Task data:
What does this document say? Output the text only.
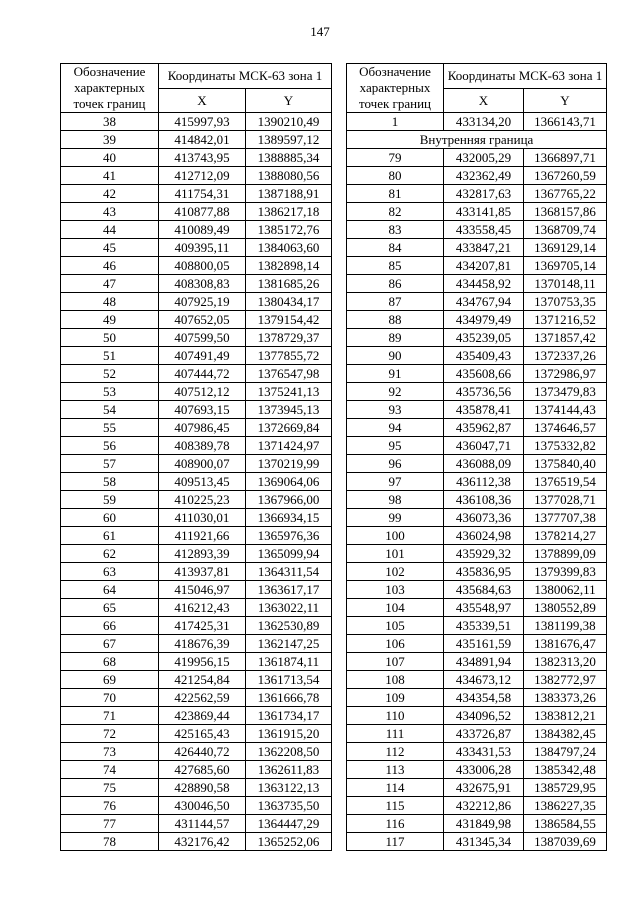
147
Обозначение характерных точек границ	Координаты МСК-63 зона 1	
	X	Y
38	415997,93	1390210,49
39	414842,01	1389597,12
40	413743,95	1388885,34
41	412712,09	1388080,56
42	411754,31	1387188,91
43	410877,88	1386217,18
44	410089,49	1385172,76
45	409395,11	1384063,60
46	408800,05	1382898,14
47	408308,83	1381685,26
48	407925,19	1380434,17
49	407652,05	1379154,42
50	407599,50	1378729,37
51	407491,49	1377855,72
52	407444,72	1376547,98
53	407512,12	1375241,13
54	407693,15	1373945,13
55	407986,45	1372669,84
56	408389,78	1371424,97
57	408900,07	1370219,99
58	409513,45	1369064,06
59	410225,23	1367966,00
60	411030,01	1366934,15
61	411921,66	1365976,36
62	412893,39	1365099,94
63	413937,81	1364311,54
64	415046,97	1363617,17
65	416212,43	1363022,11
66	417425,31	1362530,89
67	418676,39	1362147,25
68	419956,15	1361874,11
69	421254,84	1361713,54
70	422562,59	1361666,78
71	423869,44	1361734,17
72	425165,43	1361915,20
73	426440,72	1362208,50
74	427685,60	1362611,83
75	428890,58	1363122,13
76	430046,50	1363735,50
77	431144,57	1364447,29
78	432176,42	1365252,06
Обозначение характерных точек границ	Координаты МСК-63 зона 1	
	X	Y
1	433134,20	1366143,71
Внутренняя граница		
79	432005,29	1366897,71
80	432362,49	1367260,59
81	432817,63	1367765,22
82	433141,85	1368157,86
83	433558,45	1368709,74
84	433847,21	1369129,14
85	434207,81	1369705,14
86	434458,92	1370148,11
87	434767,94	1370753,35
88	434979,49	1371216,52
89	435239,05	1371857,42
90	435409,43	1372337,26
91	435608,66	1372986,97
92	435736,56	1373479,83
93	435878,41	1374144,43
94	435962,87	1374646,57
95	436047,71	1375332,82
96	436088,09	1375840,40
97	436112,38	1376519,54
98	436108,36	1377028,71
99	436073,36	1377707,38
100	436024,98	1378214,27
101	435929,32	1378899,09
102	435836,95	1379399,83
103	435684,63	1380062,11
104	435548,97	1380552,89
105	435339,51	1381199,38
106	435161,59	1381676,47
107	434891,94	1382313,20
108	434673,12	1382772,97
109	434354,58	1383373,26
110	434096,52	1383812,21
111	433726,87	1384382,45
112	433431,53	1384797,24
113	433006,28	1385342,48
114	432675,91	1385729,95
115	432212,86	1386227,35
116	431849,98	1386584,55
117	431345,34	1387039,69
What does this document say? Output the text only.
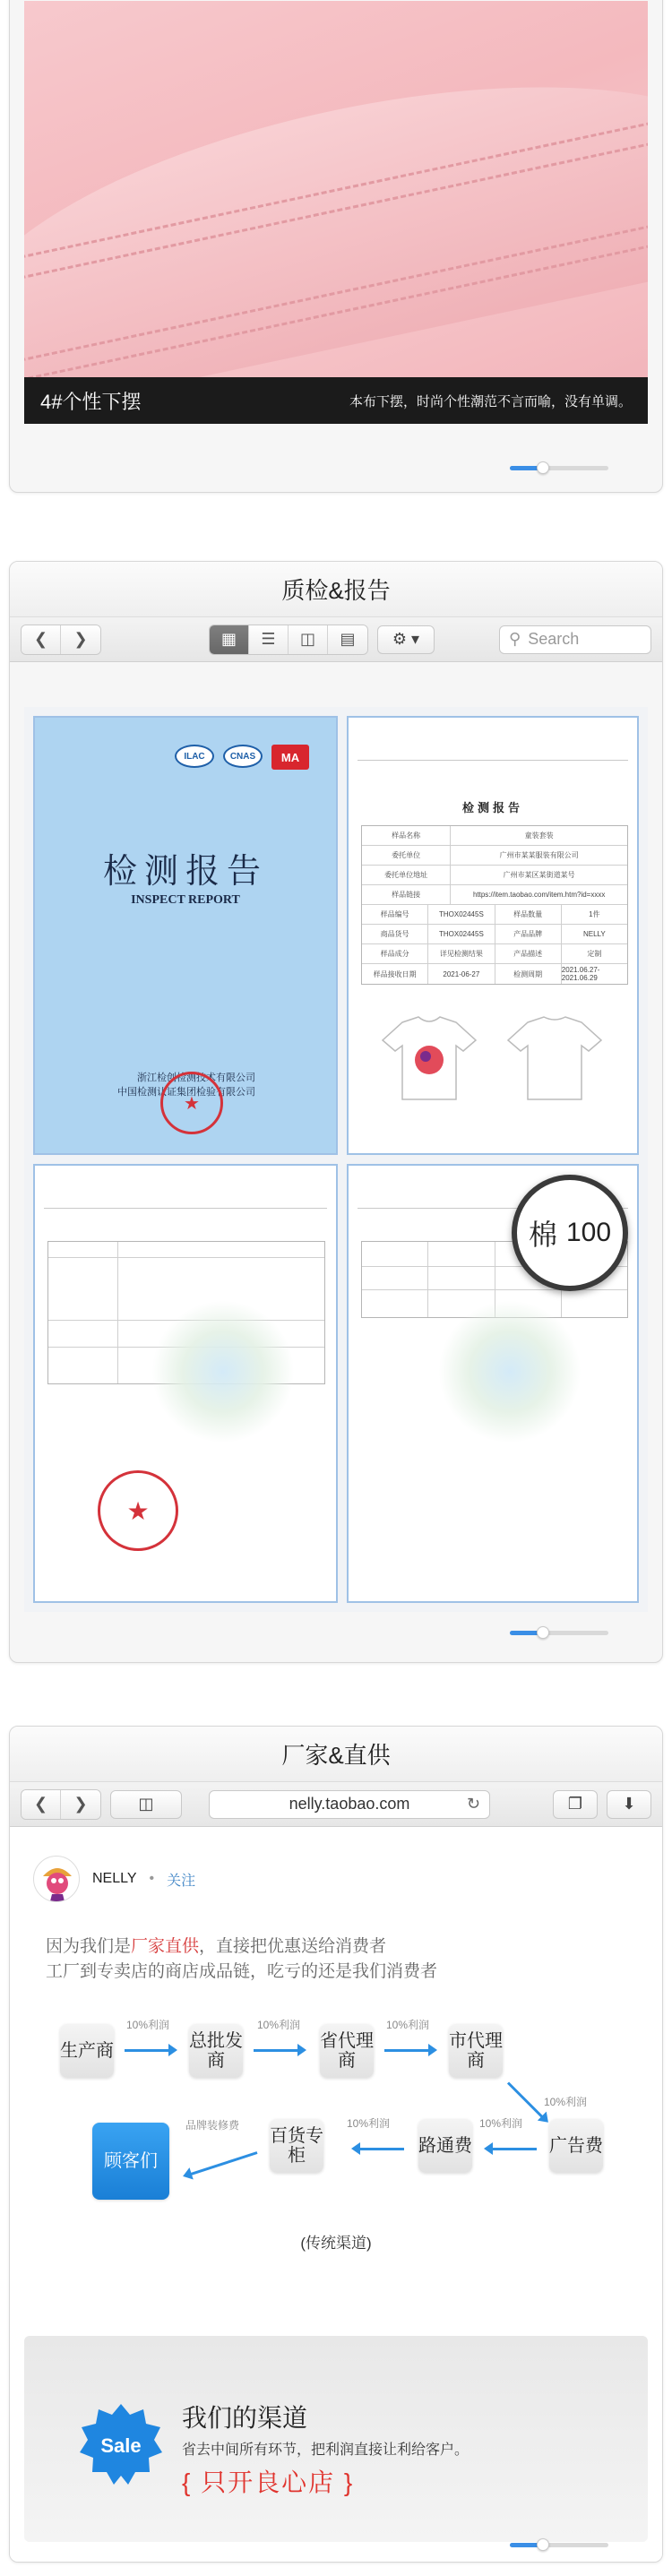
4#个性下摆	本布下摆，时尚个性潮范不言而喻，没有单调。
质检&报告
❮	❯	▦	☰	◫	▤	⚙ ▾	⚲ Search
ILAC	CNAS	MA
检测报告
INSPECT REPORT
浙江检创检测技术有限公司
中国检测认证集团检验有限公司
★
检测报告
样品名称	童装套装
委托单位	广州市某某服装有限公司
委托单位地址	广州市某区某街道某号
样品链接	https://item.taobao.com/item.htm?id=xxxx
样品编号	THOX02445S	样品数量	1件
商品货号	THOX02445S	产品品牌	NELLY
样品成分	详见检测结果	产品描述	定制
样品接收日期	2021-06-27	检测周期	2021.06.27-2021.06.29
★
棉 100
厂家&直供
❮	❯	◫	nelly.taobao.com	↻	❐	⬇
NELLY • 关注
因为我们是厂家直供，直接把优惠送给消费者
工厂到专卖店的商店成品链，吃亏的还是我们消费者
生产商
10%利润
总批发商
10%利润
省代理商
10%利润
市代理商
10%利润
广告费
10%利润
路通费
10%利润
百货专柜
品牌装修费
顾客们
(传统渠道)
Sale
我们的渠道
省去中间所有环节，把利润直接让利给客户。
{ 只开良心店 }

---

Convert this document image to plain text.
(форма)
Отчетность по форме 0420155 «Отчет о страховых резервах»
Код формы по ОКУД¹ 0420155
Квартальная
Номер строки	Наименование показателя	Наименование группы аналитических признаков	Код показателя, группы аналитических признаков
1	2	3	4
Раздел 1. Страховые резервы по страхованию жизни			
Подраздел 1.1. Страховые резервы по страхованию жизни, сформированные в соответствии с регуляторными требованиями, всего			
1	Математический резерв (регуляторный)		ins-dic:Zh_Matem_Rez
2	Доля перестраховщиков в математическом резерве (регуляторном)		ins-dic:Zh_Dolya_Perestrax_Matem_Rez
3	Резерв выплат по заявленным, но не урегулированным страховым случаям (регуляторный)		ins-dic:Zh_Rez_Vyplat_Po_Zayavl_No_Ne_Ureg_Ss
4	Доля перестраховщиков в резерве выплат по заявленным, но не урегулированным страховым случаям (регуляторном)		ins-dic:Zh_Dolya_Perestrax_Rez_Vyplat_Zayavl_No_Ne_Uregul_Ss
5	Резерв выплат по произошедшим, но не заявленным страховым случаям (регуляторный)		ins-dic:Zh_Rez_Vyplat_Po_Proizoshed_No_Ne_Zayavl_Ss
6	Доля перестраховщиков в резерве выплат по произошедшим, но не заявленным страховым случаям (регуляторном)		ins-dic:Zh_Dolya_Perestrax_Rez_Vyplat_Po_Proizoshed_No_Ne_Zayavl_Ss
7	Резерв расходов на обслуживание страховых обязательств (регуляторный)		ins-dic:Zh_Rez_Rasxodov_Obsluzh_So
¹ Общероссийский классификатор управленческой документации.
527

Work required: Which lines include "резервы"? Copy each of them out.

Exercise response:
Раздел 1. Страховые резервы по страхованию жизни			
Подраздел 1.1. Страховые резервы по страхованию жизни, сформированные в соответствии с регуляторными требованиями, всего			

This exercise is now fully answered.